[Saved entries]

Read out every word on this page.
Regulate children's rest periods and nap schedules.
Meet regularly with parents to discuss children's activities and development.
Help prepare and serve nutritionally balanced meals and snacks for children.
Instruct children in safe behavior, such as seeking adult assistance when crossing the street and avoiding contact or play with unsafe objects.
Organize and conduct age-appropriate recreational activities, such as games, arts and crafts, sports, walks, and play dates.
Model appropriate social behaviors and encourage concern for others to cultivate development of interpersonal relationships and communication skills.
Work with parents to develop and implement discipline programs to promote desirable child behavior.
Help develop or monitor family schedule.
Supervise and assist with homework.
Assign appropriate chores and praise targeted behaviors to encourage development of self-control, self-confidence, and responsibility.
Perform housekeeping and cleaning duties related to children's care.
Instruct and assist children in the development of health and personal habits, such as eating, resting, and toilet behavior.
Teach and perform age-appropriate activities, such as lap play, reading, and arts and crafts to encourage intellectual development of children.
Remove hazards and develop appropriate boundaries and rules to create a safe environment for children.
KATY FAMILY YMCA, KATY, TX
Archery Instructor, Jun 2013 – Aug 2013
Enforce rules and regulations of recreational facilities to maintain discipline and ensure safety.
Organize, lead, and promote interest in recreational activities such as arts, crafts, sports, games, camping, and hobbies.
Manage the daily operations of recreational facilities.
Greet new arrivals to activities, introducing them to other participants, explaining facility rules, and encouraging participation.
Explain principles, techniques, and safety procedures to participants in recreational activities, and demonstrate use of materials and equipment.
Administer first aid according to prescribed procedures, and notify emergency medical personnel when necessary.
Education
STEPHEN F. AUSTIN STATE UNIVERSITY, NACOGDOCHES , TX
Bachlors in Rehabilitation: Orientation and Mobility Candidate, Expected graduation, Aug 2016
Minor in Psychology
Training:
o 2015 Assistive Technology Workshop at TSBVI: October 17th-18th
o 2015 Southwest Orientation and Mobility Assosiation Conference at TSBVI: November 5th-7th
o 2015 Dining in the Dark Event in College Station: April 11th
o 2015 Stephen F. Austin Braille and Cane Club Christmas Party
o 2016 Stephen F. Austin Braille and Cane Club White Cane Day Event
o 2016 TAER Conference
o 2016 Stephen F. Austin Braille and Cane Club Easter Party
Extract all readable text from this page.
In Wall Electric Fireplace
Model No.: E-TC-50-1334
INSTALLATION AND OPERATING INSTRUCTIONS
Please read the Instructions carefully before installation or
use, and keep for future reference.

* [Aim of the task]: Nothing should be left out: repeat all of the data exactly.

* [Exercise response]:
Read out every word on this page.
Regulate children's rest periods and nap schedules.
Meet regularly with parents to discuss children's activities and development.
Help prepare and serve nutritionally balanced meals and snacks for children.
Instruct children in safe behavior, such as seeking adult assistance when crossing the street and avoiding contact or play with unsafe objects.
Organize and conduct age-appropriate recreational activities, such as games, arts and crafts, sports, walks, and play dates.
Model appropriate social behaviors and encourage concern for others to cultivate development of interpersonal relationships and communication skills.
Work with parents to develop and implement discipline programs to promote desirable child behavior.
Help develop or monitor family schedule.
Supervise and assist with homework.
Assign appropriate chores and praise targeted behaviors to encourage development of self-control, self-confidence, and responsibility.
Perform housekeeping and cleaning duties related to children's care.
Instruct and assist children in the development of health and personal habits, such as eating, resting, and toilet behavior.
Teach and perform age-appropriate activities, such as lap play, reading, and arts and crafts to encourage intellectual development of children.
Remove hazards and develop appropriate boundaries and rules to create a safe environment for children.
KATY FAMILY YMCA, KATY, TX
Archery Instructor, Jun 2013 – Aug 2013
Enforce rules and regulations of recreational facilities to maintain discipline and ensure safety.
Organize, lead, and promote interest in recreational activities such as arts, crafts, sports, games, camping, and hobbies.
Manage the daily operations of recreational facilities.
Greet new arrivals to activities, introducing them to other participants, explaining facility rules, and encouraging participation.
Explain principles, techniques, and safety procedures to participants in recreational activities, and demonstrate use of materials and equipment.
Administer first aid according to prescribed procedures, and notify emergency medical personnel when necessary.
Education
STEPHEN F. AUSTIN STATE UNIVERSITY, NACOGDOCHES , TX
Bachlors in Rehabilitation: Orientation and Mobility Candidate, Expected graduation, Aug 2016
Minor in Psychology
Training:
o 2015 Assistive Technology Workshop at TSBVI: October 17th-18th
o 2015 Southwest Orientation and Mobility Assosiation Conference at TSBVI: November 5th-7th
o 2015 Dining in the Dark Event in College Station: April 11th
o 2015 Stephen F. Austin Braille and Cane Club Christmas Party
o 2016 Stephen F. Austin Braille and Cane Club White Cane Day Event
o 2016 TAER Conference
o 2016 Stephen F. Austin Braille and Cane Club Easter Party
Extract all readable text from this page.
In Wall Electric Fireplace
Model No.: E-TC-50-1334
INSTALLATION AND OPERATING INSTRUCTIONS
Please read the Instructions carefully before installation or
use, and keep for future reference.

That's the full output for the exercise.